╔══
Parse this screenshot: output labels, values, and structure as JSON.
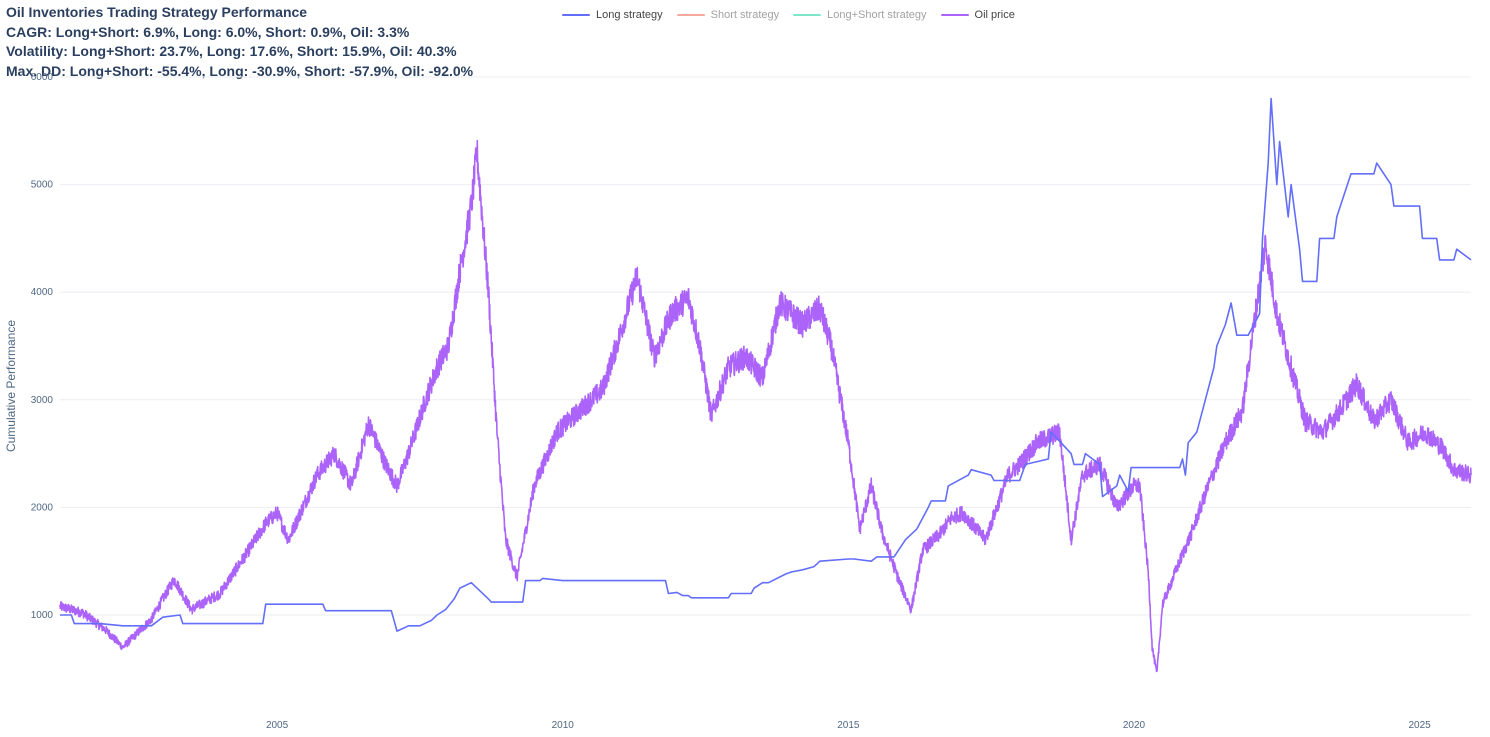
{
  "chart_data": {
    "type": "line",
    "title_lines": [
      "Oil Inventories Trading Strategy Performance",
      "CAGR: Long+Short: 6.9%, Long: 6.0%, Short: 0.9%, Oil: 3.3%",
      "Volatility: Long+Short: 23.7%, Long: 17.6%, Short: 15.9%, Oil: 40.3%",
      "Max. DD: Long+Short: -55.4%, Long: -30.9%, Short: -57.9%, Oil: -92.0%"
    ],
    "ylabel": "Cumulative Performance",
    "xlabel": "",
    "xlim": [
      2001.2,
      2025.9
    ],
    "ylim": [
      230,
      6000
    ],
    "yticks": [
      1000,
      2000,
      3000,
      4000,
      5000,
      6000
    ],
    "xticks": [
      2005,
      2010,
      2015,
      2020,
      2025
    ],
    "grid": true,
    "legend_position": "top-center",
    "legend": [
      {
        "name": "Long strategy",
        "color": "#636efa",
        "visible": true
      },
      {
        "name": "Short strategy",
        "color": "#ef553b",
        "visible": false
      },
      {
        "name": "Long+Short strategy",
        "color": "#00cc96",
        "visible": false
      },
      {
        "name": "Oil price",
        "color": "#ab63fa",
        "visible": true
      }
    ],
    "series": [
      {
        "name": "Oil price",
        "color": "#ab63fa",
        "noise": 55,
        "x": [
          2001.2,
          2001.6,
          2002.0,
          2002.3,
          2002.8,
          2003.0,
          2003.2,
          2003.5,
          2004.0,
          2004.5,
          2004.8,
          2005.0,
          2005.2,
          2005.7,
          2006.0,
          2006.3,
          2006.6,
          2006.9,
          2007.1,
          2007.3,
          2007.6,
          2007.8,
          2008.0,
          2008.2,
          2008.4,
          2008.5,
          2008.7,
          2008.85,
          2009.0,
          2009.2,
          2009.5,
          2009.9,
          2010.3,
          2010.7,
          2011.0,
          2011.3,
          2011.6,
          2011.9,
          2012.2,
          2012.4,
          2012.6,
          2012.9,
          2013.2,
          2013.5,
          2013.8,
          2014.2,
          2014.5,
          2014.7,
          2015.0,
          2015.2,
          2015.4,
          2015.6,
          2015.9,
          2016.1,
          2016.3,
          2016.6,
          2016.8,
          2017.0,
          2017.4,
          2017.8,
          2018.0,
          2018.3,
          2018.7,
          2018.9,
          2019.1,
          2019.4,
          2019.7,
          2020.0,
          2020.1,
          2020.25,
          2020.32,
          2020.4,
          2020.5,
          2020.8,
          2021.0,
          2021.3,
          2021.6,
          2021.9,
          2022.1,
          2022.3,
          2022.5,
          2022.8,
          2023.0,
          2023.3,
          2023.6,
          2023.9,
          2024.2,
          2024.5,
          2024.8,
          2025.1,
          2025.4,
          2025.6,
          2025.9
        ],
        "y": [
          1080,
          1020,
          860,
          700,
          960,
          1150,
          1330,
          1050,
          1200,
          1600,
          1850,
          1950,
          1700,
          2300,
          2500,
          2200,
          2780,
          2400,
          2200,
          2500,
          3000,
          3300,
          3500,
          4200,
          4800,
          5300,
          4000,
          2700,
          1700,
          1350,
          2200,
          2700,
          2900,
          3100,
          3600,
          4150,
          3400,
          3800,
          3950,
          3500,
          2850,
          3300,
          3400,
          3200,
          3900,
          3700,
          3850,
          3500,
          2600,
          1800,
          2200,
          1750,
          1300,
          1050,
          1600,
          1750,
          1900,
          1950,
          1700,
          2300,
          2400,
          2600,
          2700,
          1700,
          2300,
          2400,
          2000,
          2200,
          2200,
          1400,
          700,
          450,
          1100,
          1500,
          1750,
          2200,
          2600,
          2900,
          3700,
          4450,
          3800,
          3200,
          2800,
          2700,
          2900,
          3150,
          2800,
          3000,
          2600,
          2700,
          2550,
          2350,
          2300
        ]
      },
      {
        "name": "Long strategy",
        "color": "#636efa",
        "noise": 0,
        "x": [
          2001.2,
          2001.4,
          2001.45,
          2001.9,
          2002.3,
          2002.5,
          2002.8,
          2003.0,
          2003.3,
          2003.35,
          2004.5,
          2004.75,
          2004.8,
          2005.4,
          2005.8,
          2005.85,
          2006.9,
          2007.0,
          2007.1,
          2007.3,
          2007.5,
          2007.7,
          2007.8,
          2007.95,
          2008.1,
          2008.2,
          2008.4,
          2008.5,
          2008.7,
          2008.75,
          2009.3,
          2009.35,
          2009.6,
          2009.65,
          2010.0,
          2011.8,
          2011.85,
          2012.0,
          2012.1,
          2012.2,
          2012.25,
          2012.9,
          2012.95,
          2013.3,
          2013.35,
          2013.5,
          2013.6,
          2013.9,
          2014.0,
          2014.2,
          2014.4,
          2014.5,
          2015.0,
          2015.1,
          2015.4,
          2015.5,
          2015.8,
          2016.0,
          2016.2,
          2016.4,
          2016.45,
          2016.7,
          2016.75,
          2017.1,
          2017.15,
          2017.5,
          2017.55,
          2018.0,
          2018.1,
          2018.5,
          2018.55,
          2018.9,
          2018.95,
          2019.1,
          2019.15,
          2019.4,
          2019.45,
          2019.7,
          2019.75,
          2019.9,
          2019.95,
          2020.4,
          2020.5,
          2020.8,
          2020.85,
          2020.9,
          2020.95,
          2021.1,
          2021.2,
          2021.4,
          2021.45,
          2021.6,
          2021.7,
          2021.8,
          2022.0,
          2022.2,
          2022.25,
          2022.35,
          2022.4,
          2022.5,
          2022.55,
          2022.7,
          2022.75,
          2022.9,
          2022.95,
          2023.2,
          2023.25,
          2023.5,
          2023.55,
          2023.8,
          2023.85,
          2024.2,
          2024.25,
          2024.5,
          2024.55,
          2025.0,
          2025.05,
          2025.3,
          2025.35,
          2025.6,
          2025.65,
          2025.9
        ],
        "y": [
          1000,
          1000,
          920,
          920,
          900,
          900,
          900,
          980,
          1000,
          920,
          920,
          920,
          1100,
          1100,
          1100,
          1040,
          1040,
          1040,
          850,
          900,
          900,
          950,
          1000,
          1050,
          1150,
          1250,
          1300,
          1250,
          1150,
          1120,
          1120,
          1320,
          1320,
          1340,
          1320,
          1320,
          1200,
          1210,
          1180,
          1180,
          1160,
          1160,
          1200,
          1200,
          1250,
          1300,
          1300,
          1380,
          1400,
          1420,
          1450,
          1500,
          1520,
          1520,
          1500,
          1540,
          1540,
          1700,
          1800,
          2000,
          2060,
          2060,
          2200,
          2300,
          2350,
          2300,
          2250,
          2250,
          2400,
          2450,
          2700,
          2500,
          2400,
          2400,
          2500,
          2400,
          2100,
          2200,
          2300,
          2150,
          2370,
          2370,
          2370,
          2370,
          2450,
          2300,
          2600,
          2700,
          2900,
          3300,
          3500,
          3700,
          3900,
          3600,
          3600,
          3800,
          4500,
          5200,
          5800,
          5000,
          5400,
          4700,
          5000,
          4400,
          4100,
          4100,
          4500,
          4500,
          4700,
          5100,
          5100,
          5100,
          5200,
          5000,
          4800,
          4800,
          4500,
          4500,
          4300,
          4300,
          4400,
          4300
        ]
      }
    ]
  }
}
╚══
╔══
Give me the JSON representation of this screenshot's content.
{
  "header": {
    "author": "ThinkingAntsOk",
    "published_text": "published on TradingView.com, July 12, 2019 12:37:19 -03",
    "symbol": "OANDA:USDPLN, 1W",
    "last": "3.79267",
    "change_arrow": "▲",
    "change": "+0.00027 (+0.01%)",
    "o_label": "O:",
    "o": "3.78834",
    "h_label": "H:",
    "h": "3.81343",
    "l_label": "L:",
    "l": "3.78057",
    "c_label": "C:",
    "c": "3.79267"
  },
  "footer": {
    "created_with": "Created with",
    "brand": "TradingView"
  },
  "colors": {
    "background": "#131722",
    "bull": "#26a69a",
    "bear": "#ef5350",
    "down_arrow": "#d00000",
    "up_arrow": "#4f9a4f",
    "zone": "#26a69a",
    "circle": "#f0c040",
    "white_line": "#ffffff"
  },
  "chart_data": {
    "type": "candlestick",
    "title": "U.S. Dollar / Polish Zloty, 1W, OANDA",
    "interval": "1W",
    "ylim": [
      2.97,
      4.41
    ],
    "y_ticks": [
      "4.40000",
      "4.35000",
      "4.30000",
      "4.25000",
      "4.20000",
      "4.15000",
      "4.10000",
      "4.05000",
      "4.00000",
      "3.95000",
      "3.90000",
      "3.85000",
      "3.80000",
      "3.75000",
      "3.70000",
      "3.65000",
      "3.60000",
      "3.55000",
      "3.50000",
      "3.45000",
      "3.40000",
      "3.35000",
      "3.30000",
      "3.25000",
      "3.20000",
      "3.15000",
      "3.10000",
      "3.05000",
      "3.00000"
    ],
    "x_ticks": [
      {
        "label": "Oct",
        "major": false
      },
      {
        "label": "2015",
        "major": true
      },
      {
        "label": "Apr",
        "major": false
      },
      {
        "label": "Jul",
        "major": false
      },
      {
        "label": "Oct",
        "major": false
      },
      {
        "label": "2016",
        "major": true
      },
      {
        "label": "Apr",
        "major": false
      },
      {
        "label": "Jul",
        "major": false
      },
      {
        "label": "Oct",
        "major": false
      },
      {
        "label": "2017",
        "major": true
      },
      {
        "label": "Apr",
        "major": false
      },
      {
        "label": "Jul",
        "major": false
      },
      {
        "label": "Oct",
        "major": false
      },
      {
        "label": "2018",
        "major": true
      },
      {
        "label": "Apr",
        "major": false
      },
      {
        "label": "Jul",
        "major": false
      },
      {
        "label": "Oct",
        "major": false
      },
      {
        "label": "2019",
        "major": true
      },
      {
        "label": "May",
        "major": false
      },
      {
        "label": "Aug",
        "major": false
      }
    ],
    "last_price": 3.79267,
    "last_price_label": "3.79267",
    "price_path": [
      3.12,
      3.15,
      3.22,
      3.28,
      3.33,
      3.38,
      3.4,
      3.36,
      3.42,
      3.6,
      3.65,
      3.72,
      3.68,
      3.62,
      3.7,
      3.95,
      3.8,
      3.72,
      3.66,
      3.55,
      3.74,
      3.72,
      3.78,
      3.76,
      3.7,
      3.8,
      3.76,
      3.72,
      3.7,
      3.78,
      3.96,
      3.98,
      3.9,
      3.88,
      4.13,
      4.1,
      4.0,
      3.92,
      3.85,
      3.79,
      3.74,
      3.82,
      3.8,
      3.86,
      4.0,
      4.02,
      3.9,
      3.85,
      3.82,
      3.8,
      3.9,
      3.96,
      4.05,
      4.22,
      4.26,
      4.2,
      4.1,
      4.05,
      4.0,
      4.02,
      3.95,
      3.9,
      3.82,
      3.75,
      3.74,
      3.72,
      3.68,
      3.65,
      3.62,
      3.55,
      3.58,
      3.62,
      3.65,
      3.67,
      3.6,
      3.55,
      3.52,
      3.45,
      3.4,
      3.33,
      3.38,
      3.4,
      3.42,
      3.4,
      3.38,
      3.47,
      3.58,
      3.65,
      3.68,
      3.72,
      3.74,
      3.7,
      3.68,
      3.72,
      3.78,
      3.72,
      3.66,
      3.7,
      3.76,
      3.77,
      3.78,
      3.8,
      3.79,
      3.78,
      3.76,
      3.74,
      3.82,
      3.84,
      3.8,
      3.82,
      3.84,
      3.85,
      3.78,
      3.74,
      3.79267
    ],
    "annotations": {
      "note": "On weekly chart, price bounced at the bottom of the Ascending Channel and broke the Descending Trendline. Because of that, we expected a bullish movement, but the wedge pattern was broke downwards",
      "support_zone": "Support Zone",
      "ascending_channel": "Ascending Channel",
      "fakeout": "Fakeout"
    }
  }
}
╚══
REQUIRED TASK:
Copy out every line of the material above that mentions the word "Channel".

RESPONSE FOR THIS EXERCISE:
      "note": "On weekly chart, price bounced at the bottom of the Ascending Channel and broke the Descending Trendline. Because of that, we expected a bullish movement, but the wedge pattern was broke downwards",
      "ascending_channel": "Ascending Channel",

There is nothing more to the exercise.